## Set task
All of the data that follows should be retyped exactly, please, except the pictures.

Dataset rows about figures:
---*---

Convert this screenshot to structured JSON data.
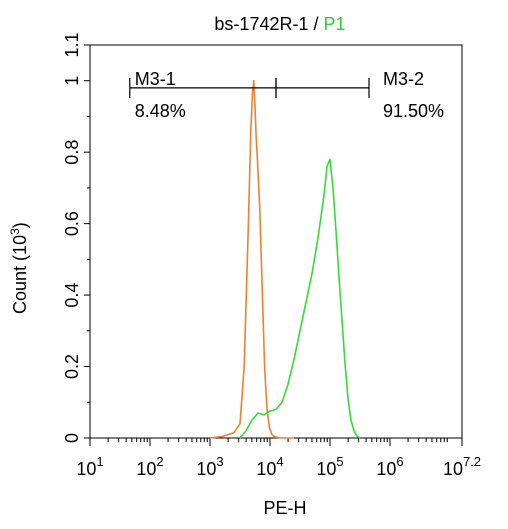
{
  "chart_data": {
    "type": "line",
    "title": "bs-1742R-1",
    "title_separator": "/",
    "title_gate": "P1",
    "xlabel": "PE-H",
    "ylabel": "Count",
    "ylabel_unit_base": "(10",
    "ylabel_unit_exp": "3",
    "ylabel_unit_close": ")",
    "x_scale": "log10",
    "xlim": [
      10,
      15848931.92
    ],
    "ylim": [
      0,
      1.1
    ],
    "x_ticks": [
      {
        "base": "10",
        "exp": "1",
        "value": 10
      },
      {
        "base": "10",
        "exp": "2",
        "value": 100
      },
      {
        "base": "10",
        "exp": "3",
        "value": 1000
      },
      {
        "base": "10",
        "exp": "4",
        "value": 10000
      },
      {
        "base": "10",
        "exp": "5",
        "value": 100000
      },
      {
        "base": "10",
        "exp": "6",
        "value": 1000000
      },
      {
        "base": "10",
        "exp": "7.2",
        "value": 15848931.92
      }
    ],
    "y_ticks": [
      "0",
      "0.2",
      "0.4",
      "0.6",
      "0.8",
      "1",
      "1.1"
    ],
    "y_tick_values": [
      0,
      0.2,
      0.4,
      0.6,
      0.8,
      1,
      1.1
    ],
    "series": [
      {
        "color": "#f08030",
        "x": [
          1000,
          1585,
          2512,
          3162,
          3715,
          4365,
          4786,
          5129,
          5370,
          5623,
          5888,
          6166,
          6761,
          7413,
          8128,
          8913,
          9772,
          10715,
          12023,
          15849,
          25119
        ],
        "y": [
          0.0,
          0.004,
          0.015,
          0.04,
          0.2,
          0.6,
          0.86,
          0.97,
          1.0,
          0.93,
          0.84,
          0.78,
          0.64,
          0.42,
          0.2,
          0.08,
          0.03,
          0.01,
          0.003,
          0.0,
          0.0
        ]
      },
      {
        "color": "#33dd33",
        "x": [
          3162,
          3981,
          5012,
          6310,
          7943,
          10000,
          12589,
          15849,
          19953,
          25119,
          31623,
          39811,
          50119,
          63096,
          79433,
          89125,
          100000,
          112202,
          125893,
          141254,
          158489,
          177828,
          199526,
          223872,
          251189,
          281838,
          316228
        ],
        "y": [
          0.0,
          0.02,
          0.05,
          0.07,
          0.065,
          0.075,
          0.08,
          0.1,
          0.15,
          0.22,
          0.3,
          0.38,
          0.46,
          0.56,
          0.68,
          0.76,
          0.78,
          0.7,
          0.58,
          0.45,
          0.33,
          0.21,
          0.11,
          0.05,
          0.02,
          0.005,
          0.0
        ]
      }
    ],
    "markers": [
      {
        "name": "M3-1",
        "percent": "8.48%",
        "x_start": 46,
        "x_end": 12589,
        "y": 0.98
      },
      {
        "name": "M3-2",
        "percent": "91.50%",
        "x_start": 12589,
        "x_end": 446684,
        "y": 0.98
      }
    ],
    "grid": false,
    "legend": "none"
  }
}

---*---

## Solved problem
Convert this screenshot to structured JSON data.
{
  "chart_data": {
    "type": "line",
    "title": "bs-1742R-1",
    "title_separator": "/",
    "title_gate": "P1",
    "xlabel": "PE-H",
    "ylabel": "Count",
    "ylabel_unit_base": "(10",
    "ylabel_unit_exp": "3",
    "ylabel_unit_close": ")",
    "x_scale": "log10",
    "xlim": [
      10,
      15848931.92
    ],
    "ylim": [
      0,
      1.1
    ],
    "x_ticks": [
      {
        "base": "10",
        "exp": "1",
        "value": 10
      },
      {
        "base": "10",
        "exp": "2",
        "value": 100
      },
      {
        "base": "10",
        "exp": "3",
        "value": 1000
      },
      {
        "base": "10",
        "exp": "4",
        "value": 10000
      },
      {
        "base": "10",
        "exp": "5",
        "value": 100000
      },
      {
        "base": "10",
        "exp": "6",
        "value": 1000000
      },
      {
        "base": "10",
        "exp": "7.2",
        "value": 15848931.92
      }
    ],
    "y_ticks": [
      "0",
      "0.2",
      "0.4",
      "0.6",
      "0.8",
      "1",
      "1.1"
    ],
    "y_tick_values": [
      0,
      0.2,
      0.4,
      0.6,
      0.8,
      1,
      1.1
    ],
    "series": [
      {
        "color": "#f08030",
        "x": [
          1000,
          1585,
          2512,
          3162,
          3715,
          4365,
          4786,
          5129,
          5370,
          5623,
          5888,
          6166,
          6761,
          7413,
          8128,
          8913,
          9772,
          10715,
          12023,
          15849,
          25119
        ],
        "y": [
          0.0,
          0.004,
          0.015,
          0.04,
          0.2,
          0.6,
          0.86,
          0.97,
          1.0,
          0.93,
          0.84,
          0.78,
          0.64,
          0.42,
          0.2,
          0.08,
          0.03,
          0.01,
          0.003,
          0.0,
          0.0
        ]
      },
      {
        "color": "#33dd33",
        "x": [
          3162,
          3981,
          5012,
          6310,
          7943,
          10000,
          12589,
          15849,
          19953,
          25119,
          31623,
          39811,
          50119,
          63096,
          79433,
          89125,
          100000,
          112202,
          125893,
          141254,
          158489,
          177828,
          199526,
          223872,
          251189,
          281838,
          316228
        ],
        "y": [
          0.0,
          0.02,
          0.05,
          0.07,
          0.065,
          0.075,
          0.08,
          0.1,
          0.15,
          0.22,
          0.3,
          0.38,
          0.46,
          0.56,
          0.68,
          0.76,
          0.78,
          0.7,
          0.58,
          0.45,
          0.33,
          0.21,
          0.11,
          0.05,
          0.02,
          0.005,
          0.0
        ]
      }
    ],
    "markers": [
      {
        "name": "M3-1",
        "percent": "8.48%",
        "x_start": 46,
        "x_end": 12589,
        "y": 0.98
      },
      {
        "name": "M3-2",
        "percent": "91.50%",
        "x_start": 12589,
        "x_end": 446684,
        "y": 0.98
      }
    ],
    "grid": false,
    "legend": "none"
  }
}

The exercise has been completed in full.